* Objective
Reply with one number only, the count of lines holding the string "截至目前".

* Record list
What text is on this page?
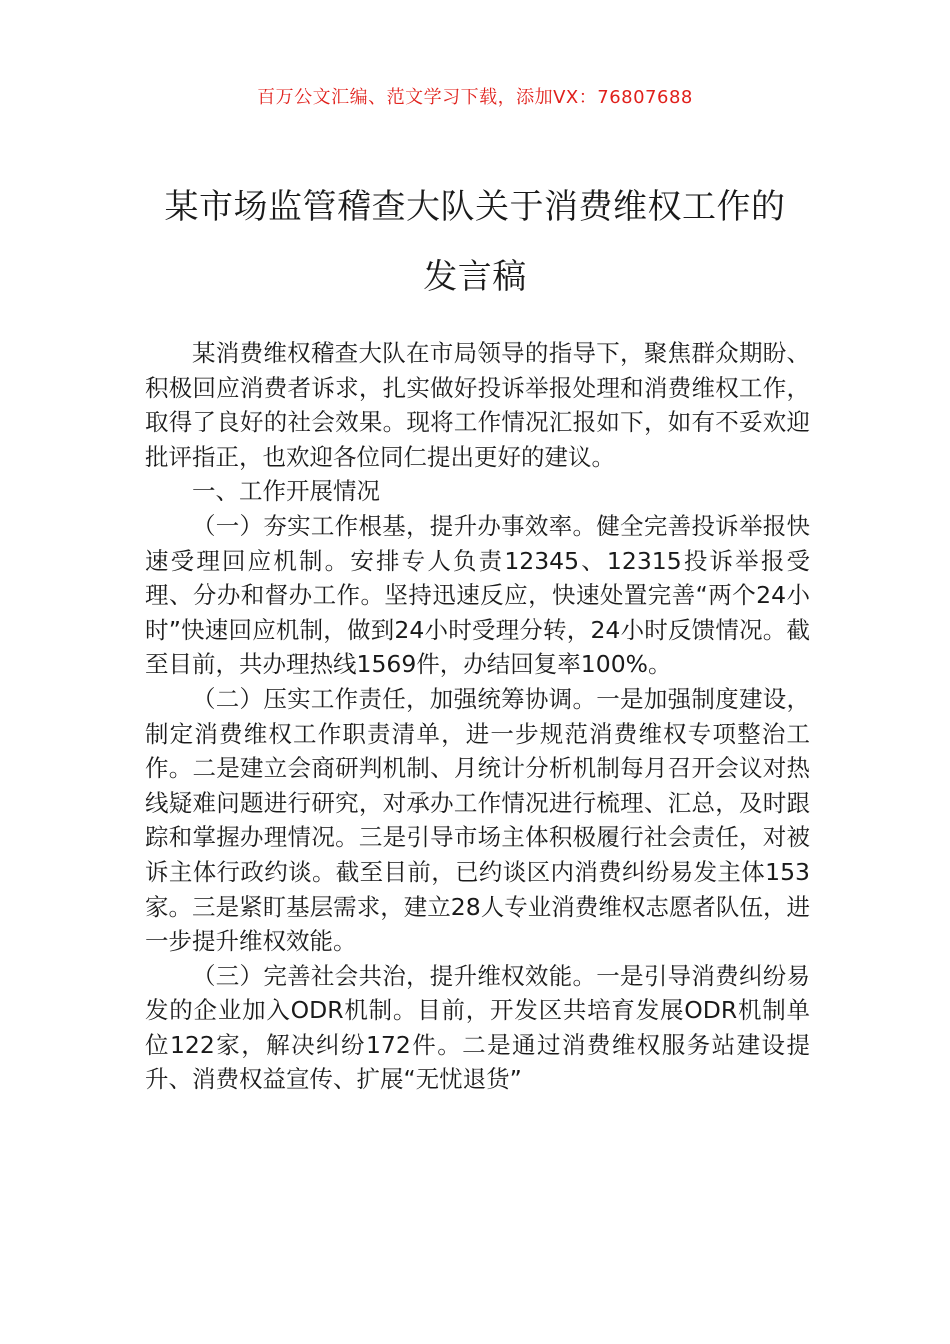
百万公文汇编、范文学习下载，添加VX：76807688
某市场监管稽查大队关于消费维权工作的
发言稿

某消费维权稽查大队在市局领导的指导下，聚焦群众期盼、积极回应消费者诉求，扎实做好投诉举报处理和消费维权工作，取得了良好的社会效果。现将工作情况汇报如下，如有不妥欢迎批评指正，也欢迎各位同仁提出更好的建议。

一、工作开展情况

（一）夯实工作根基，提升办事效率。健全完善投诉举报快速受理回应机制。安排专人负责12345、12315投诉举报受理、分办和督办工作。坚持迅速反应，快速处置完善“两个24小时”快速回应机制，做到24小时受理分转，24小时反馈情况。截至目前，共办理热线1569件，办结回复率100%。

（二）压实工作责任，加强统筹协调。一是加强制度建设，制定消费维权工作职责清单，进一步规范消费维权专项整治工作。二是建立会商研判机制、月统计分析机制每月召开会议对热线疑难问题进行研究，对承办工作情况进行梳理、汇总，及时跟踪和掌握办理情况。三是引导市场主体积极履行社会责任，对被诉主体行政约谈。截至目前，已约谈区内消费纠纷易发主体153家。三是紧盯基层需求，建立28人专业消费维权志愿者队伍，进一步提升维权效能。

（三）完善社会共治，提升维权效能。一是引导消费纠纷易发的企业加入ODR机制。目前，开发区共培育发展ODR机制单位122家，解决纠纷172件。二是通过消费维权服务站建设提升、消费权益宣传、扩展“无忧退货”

...

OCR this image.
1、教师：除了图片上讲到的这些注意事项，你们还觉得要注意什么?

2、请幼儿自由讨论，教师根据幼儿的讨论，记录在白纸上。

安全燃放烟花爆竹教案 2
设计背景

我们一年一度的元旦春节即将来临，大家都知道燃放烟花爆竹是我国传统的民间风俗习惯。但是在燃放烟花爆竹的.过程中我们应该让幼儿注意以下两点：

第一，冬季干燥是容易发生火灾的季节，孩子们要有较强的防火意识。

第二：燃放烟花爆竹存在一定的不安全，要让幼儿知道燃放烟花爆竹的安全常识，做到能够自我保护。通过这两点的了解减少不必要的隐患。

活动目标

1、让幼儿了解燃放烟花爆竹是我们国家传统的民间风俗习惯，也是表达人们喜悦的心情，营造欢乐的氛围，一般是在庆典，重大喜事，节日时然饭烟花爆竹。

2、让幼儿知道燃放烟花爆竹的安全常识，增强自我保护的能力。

* Expected output
2